Your task is to copy each line that has the word "operación".

----- ROWS

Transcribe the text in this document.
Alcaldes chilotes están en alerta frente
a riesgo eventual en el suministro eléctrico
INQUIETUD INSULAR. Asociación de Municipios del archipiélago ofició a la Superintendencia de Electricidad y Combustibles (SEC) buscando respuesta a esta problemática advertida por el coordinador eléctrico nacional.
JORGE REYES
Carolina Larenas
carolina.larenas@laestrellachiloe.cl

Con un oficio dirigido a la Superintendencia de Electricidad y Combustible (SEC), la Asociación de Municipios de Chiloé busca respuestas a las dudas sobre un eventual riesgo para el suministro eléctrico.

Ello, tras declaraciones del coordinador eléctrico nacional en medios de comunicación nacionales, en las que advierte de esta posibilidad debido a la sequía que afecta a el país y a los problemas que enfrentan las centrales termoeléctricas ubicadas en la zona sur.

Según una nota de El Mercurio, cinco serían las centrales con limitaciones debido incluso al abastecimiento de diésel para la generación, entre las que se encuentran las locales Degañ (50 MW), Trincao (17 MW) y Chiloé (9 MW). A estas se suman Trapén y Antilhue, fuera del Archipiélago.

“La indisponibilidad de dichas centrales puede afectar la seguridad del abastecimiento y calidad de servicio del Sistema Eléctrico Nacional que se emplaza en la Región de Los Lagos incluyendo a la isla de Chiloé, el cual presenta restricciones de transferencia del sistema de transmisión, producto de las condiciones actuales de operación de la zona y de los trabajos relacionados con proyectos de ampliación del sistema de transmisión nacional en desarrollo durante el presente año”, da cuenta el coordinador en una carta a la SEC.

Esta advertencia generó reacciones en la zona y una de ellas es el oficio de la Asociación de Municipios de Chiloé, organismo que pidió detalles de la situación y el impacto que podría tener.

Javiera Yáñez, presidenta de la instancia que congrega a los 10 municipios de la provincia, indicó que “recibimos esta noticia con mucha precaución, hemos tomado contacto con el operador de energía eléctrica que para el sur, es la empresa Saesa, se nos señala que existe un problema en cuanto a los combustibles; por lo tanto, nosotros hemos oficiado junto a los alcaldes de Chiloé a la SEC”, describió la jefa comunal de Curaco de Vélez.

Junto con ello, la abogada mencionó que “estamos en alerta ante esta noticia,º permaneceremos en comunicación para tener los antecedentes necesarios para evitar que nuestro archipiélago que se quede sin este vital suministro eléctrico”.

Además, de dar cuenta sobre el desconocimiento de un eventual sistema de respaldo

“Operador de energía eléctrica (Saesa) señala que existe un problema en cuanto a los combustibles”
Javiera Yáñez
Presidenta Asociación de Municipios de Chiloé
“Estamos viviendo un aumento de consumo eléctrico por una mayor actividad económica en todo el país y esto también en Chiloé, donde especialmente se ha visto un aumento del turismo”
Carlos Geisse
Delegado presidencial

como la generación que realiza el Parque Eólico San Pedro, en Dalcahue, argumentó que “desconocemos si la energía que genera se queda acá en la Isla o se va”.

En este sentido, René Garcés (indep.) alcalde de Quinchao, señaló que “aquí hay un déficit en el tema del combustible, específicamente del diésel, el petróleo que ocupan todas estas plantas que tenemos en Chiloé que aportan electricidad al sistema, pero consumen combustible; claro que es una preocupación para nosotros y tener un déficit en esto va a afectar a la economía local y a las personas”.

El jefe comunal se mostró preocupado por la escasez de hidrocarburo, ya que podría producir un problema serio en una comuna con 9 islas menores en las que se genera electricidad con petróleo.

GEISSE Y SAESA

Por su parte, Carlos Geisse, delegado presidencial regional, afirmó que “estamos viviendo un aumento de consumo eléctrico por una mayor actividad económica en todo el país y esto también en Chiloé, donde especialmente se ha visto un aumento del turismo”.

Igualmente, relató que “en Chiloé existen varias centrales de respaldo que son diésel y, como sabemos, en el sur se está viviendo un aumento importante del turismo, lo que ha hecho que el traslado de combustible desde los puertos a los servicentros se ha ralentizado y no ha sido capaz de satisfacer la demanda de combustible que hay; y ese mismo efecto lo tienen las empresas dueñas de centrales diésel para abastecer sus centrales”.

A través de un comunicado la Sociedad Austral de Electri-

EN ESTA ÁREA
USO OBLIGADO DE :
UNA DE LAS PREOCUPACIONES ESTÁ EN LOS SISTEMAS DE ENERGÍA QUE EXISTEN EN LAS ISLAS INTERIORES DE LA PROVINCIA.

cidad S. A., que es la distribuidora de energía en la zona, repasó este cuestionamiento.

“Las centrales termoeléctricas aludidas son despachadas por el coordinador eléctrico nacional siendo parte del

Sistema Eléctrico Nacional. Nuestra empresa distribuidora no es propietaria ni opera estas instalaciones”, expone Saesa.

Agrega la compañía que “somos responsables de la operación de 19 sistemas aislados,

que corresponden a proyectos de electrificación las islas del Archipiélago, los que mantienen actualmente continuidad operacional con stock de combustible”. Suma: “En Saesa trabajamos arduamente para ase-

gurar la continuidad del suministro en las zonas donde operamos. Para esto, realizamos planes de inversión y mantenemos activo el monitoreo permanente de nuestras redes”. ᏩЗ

----------
----- ROWS

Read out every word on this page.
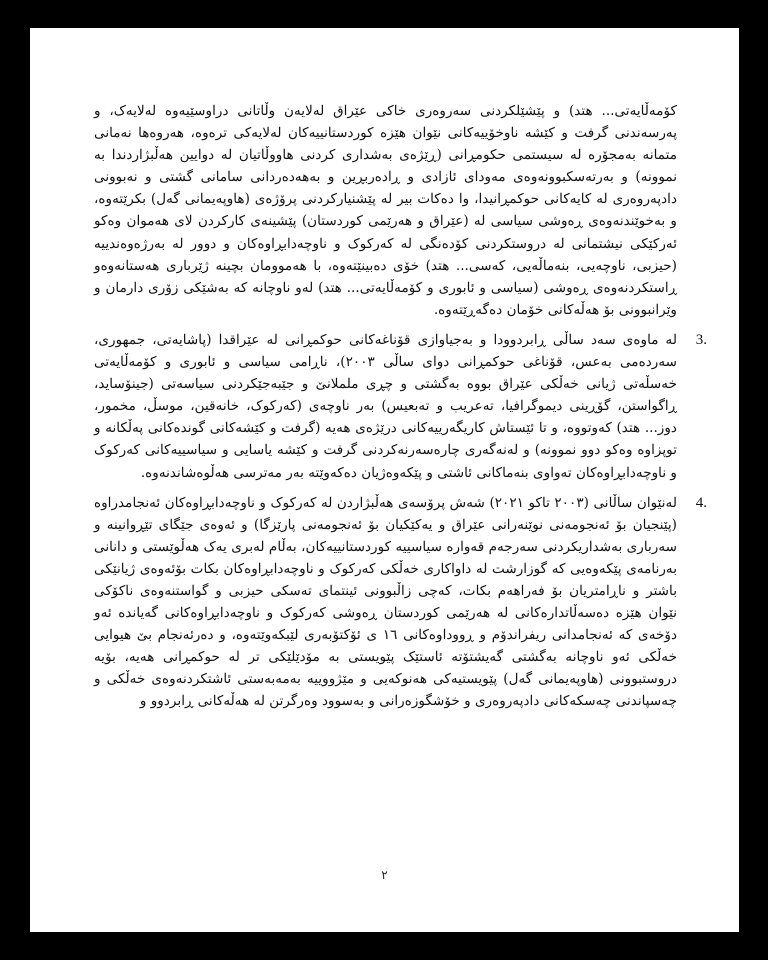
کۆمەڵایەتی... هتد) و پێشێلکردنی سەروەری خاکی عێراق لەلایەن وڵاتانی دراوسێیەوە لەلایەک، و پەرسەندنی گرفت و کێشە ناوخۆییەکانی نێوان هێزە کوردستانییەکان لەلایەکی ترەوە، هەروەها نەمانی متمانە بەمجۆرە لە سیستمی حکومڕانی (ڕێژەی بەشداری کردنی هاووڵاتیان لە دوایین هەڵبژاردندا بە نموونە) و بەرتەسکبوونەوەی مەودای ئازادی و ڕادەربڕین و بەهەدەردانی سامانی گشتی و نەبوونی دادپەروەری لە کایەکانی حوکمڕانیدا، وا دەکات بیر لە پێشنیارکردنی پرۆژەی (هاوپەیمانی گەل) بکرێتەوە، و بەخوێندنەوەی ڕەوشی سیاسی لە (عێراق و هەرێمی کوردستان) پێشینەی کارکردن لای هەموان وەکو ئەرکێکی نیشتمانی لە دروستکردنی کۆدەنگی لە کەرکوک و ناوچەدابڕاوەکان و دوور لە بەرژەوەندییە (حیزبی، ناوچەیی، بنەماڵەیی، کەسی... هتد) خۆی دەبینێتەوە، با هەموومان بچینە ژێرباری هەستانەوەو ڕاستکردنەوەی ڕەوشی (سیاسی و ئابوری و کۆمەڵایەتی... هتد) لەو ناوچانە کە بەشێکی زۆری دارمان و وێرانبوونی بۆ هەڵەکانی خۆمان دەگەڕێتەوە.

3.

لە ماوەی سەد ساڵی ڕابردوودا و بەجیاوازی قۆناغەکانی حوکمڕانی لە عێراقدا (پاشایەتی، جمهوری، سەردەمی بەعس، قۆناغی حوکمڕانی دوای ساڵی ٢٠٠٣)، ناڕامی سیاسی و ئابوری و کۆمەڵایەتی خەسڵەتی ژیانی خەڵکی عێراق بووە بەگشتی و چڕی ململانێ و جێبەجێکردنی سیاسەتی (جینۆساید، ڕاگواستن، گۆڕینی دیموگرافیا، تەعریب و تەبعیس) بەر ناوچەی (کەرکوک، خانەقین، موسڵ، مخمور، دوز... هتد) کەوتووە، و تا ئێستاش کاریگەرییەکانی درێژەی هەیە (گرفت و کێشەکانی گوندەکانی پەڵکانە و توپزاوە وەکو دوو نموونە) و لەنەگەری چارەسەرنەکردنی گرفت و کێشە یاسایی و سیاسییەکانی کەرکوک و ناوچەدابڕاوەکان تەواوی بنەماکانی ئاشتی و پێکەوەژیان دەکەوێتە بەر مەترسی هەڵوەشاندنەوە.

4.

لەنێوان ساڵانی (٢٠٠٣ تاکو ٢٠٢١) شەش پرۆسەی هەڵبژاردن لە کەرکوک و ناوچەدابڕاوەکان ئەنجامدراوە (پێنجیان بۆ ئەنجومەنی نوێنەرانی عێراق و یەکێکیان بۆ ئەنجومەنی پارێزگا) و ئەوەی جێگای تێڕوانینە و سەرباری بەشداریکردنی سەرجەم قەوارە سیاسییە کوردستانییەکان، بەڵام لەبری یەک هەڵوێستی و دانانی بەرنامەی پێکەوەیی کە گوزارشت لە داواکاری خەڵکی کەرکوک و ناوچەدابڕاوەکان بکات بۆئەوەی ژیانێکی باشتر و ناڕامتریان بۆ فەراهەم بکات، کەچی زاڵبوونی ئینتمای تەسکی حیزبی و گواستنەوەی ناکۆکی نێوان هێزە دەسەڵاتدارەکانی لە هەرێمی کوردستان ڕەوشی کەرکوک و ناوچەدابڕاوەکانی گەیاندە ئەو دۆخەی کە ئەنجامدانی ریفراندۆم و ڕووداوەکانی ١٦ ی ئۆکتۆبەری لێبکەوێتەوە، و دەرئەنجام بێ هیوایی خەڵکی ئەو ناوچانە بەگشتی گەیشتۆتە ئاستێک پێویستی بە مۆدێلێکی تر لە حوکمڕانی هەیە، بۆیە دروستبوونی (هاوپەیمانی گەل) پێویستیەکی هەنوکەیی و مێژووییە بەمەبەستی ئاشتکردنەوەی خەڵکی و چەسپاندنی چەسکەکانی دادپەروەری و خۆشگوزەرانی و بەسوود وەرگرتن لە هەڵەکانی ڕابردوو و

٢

----------

THE RESPONSE —
“La indisponibilidad de dichas centrales puede afectar la seguridad del abastecimiento y calidad de servicio del Sistema Eléctrico Nacional que se emplaza en la Región de Los Lagos incluyendo a la isla de Chiloé, el cual presenta restricciones de transferencia del sistema de transmisión, producto de las condiciones actuales de operación de la zona y de los trabajos relacionados con proyectos de ampliación del sistema de transmisión nacional en desarrollo durante el presente año”, da cuenta el coordinador en una carta a la SEC.
Agrega la compañía que “somos responsables de la operación de 19 sistemas aislados,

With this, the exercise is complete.